> _Work to be completed_
In the listing that follows, count the lines holding the word "alebo" and report only that number.

Stored items
┄┄┄┄┄┄┄┄┄┄┄┄┄┄┄┄┄┄┄┄
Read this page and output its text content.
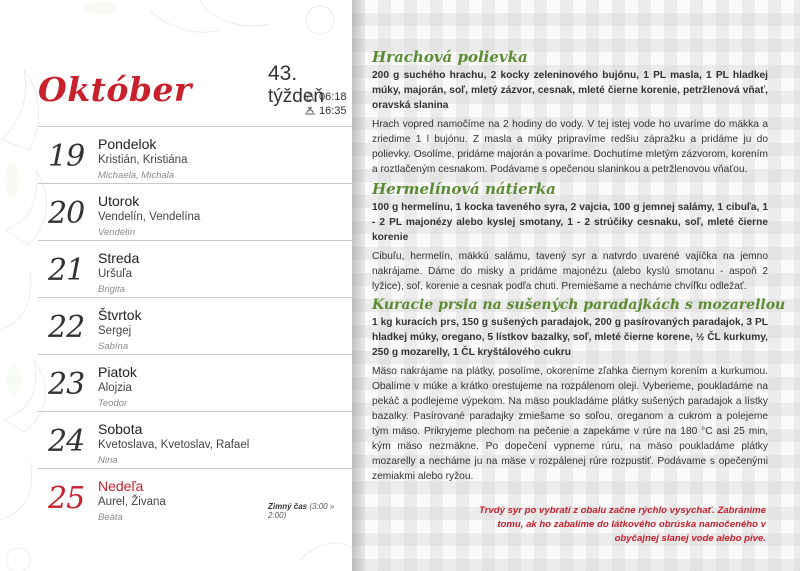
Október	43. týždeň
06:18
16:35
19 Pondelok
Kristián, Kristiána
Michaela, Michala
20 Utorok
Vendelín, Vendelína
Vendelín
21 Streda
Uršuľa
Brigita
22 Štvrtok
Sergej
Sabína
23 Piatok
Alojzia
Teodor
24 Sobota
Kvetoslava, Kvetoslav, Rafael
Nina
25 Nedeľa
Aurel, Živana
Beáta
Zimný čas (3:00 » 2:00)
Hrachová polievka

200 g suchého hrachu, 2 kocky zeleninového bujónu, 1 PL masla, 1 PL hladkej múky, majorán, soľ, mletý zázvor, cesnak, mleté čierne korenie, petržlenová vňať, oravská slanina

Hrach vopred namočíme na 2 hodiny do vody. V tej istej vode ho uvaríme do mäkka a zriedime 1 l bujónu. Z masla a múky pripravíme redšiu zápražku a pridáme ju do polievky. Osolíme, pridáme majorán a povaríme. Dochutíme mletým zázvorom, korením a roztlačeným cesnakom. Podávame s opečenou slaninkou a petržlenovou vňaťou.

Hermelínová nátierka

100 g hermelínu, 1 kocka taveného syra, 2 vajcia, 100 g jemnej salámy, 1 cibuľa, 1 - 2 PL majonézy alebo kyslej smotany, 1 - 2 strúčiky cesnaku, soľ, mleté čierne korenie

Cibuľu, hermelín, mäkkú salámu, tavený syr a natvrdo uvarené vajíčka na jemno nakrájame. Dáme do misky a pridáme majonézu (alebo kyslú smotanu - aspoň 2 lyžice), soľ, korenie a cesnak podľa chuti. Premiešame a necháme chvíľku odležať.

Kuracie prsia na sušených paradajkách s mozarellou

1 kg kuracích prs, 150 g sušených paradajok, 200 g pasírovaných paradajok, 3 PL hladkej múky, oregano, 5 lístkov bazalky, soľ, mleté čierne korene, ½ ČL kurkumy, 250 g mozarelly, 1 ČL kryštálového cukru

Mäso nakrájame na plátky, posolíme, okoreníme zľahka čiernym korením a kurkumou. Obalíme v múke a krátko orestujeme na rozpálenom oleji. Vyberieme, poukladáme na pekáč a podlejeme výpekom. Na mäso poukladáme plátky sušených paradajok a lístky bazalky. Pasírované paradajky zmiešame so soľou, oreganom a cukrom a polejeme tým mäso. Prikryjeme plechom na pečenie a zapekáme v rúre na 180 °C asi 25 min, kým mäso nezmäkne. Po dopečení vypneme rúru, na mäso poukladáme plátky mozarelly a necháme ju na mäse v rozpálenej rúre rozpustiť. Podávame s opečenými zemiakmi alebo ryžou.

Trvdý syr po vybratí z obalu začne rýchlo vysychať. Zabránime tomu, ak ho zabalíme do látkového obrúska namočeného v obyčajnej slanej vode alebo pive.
┄┄┄┄┄┄┄┄┄┄┄┄┄┄┄┄┄┄┄┄
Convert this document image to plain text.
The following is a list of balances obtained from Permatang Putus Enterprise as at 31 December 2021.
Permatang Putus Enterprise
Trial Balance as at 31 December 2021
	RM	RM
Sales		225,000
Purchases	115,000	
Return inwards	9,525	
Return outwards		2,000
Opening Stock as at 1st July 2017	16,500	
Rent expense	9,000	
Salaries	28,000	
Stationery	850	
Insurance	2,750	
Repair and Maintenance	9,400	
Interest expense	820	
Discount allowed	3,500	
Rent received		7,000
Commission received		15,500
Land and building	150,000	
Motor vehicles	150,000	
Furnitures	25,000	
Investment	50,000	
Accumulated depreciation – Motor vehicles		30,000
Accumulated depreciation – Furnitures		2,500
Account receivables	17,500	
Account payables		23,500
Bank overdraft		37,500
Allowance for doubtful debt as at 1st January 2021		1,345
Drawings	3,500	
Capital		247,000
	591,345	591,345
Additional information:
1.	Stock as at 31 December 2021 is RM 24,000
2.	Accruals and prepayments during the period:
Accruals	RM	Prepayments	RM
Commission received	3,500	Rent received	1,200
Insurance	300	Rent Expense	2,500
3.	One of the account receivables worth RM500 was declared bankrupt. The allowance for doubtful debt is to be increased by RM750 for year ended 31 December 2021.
┄┄┄┄┄┄┄┄┄┄┄┄┄┄┄┄┄┄┄┄
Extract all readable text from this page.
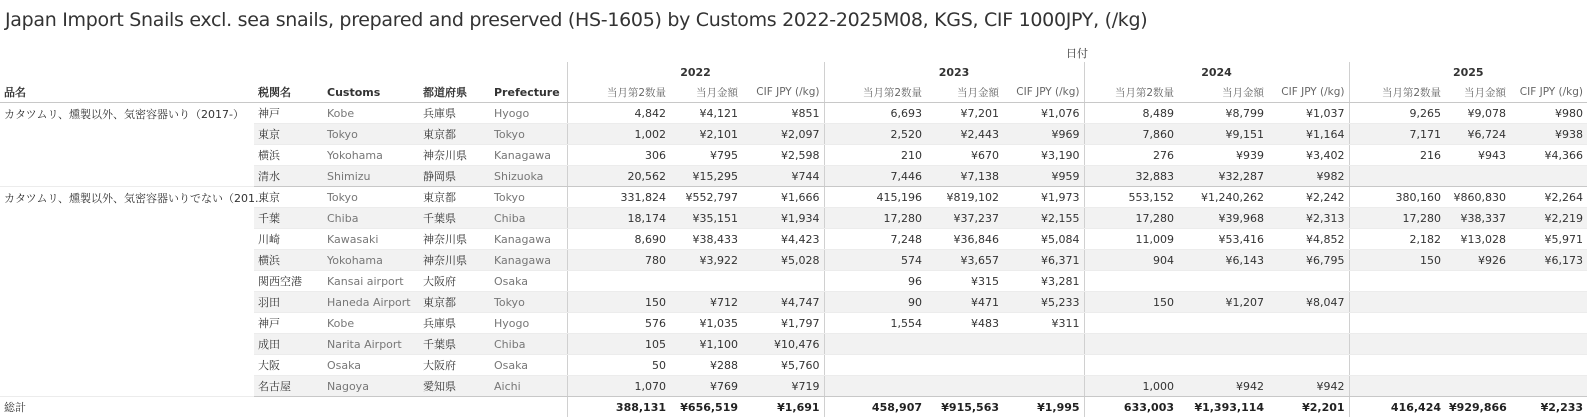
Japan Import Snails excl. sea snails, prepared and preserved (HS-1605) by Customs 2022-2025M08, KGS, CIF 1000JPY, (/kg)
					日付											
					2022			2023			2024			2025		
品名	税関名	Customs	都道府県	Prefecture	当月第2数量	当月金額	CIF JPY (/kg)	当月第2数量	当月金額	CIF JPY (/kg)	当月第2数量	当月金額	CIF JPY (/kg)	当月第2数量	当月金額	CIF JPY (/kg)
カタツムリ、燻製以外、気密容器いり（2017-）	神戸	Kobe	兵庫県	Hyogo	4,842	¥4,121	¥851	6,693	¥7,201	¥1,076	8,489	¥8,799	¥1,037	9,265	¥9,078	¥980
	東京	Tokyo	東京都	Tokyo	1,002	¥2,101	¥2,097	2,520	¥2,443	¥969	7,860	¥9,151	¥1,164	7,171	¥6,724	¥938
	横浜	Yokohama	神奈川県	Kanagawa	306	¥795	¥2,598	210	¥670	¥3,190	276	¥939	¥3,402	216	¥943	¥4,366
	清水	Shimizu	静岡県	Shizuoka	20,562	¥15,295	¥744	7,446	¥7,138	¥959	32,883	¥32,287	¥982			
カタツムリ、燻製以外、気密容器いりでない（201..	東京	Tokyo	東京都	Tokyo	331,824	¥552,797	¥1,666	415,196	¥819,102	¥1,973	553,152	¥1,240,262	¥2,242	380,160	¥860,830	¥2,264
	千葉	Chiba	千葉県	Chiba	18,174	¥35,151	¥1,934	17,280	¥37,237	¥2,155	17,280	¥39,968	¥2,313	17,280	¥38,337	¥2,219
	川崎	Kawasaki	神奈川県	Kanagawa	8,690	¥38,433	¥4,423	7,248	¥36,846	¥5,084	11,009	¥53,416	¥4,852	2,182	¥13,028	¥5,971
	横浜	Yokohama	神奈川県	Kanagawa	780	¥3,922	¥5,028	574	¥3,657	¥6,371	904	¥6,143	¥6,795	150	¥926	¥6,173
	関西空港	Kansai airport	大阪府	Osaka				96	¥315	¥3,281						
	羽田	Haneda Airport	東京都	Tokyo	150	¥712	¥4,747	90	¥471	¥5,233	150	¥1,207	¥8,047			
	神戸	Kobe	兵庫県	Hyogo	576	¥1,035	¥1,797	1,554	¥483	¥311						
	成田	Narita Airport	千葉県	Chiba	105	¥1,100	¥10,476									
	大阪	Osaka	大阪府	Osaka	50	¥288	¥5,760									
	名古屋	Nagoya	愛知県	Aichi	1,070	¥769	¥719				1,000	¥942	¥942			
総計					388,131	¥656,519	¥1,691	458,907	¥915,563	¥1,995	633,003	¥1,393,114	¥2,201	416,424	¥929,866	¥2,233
┄┄┄┄┄┄┄┄┄┄┄┄┄┄┄┄┄┄┄┄
> _Written solution_
4